Output every entry exactly as written.
>> BEGIN
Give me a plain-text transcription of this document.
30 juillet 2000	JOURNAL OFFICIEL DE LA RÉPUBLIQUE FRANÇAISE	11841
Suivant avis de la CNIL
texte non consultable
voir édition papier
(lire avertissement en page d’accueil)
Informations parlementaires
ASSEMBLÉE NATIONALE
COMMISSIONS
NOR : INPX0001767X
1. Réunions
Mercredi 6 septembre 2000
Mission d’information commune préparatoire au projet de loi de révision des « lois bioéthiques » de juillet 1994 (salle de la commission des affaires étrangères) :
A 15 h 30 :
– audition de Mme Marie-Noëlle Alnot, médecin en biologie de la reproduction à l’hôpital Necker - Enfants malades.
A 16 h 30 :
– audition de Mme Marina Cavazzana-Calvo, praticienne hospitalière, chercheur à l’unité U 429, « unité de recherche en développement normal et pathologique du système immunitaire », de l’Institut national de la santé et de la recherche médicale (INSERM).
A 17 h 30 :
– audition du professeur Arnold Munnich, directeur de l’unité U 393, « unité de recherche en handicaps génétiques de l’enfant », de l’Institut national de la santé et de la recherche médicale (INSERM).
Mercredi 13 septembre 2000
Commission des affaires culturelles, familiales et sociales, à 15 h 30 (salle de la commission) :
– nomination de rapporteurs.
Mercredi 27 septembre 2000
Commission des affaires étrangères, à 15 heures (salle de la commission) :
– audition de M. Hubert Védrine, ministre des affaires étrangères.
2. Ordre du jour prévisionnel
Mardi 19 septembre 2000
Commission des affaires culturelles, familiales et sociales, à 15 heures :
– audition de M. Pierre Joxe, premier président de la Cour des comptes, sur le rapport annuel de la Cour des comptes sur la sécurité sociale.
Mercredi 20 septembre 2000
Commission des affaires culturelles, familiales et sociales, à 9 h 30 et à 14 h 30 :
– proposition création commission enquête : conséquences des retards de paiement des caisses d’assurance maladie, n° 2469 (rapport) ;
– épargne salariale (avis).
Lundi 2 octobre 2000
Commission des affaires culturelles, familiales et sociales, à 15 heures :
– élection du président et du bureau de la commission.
>> END
▶ _Written response_
Give me a plain-text transcription of this document.
30 juillet 2000	JOURNAL OFFICIEL DE LA RÉPUBLIQUE FRANÇAISE	11841
Suivant avis de la CNIL
texte non consultable
voir édition papier
(lire avertissement en page d’accueil)
Informations parlementaires
ASSEMBLÉE NATIONALE
COMMISSIONS
NOR : INPX0001767X
1. Réunions
Mercredi 6 septembre 2000
Mission d’information commune préparatoire au projet de loi de révision des « lois bioéthiques » de juillet 1994 (salle de la commission des affaires étrangères) :
A 15 h 30 :
– audition de Mme Marie-Noëlle Alnot, médecin en biologie de la reproduction à l’hôpital Necker - Enfants malades.
A 16 h 30 :
– audition de Mme Marina Cavazzana-Calvo, praticienne hospitalière, chercheur à l’unité U 429, « unité de recherche en développement normal et pathologique du système immunitaire », de l’Institut national de la santé et de la recherche médicale (INSERM).
A 17 h 30 :
– audition du professeur Arnold Munnich, directeur de l’unité U 393, « unité de recherche en handicaps génétiques de l’enfant », de l’Institut national de la santé et de la recherche médicale (INSERM).
Mercredi 13 septembre 2000
Commission des affaires culturelles, familiales et sociales, à 15 h 30 (salle de la commission) :
– nomination de rapporteurs.
Mercredi 27 septembre 2000
Commission des affaires étrangères, à 15 heures (salle de la commission) :
– audition de M. Hubert Védrine, ministre des affaires étrangères.
2. Ordre du jour prévisionnel
Mardi 19 septembre 2000
Commission des affaires culturelles, familiales et sociales, à 15 heures :
– audition de M. Pierre Joxe, premier président de la Cour des comptes, sur le rapport annuel de la Cour des comptes sur la sécurité sociale.
Mercredi 20 septembre 2000
Commission des affaires culturelles, familiales et sociales, à 9 h 30 et à 14 h 30 :
– proposition création commission enquête : conséquences des retards de paiement des caisses d’assurance maladie, n° 2469 (rapport) ;
– épargne salariale (avis).
Lundi 2 octobre 2000
Commission des affaires culturelles, familiales et sociales, à 15 heures :
– élection du président et du bureau de la commission.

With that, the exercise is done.